*WHAT TO DO*.
Every record should be copied exactly, except that pictures are to be omitted.

== MATERIAL FOR THE TASK

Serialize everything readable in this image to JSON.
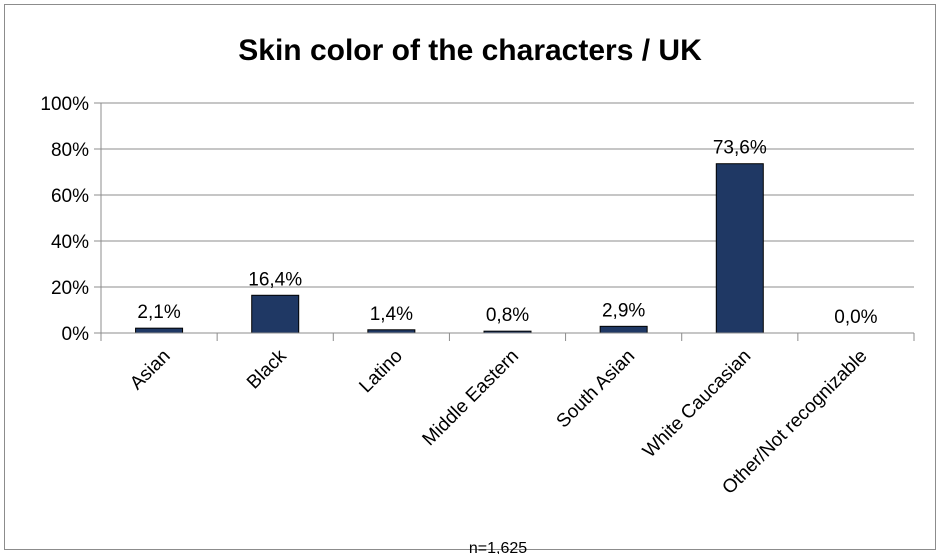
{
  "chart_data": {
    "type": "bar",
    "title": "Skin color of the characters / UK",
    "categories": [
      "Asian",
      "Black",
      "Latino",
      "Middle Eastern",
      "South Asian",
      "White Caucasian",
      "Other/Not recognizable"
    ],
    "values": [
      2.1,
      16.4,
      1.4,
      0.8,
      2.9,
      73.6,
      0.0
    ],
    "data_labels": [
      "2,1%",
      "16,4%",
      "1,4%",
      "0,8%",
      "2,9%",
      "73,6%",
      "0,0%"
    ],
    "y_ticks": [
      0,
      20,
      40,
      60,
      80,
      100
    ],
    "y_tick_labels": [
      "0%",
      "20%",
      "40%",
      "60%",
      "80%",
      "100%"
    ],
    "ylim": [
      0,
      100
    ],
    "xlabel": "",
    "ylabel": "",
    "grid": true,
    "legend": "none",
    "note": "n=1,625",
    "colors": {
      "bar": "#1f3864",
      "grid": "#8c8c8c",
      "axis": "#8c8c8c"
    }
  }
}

====

*RESPONSE TO THIS TASK*.
Serialize everything readable in this image to JSON.
{
  "chart_data": {
    "type": "bar",
    "title": "Skin color of the characters / UK",
    "categories": [
      "Asian",
      "Black",
      "Latino",
      "Middle Eastern",
      "South Asian",
      "White Caucasian",
      "Other/Not recognizable"
    ],
    "values": [
      2.1,
      16.4,
      1.4,
      0.8,
      2.9,
      73.6,
      0.0
    ],
    "data_labels": [
      "2,1%",
      "16,4%",
      "1,4%",
      "0,8%",
      "2,9%",
      "73,6%",
      "0,0%"
    ],
    "y_ticks": [
      0,
      20,
      40,
      60,
      80,
      100
    ],
    "y_tick_labels": [
      "0%",
      "20%",
      "40%",
      "60%",
      "80%",
      "100%"
    ],
    "ylim": [
      0,
      100
    ],
    "xlabel": "",
    "ylabel": "",
    "grid": true,
    "legend": "none",
    "note": "n=1,625",
    "colors": {
      "bar": "#1f3864",
      "grid": "#8c8c8c",
      "axis": "#8c8c8c"
    }
  }
}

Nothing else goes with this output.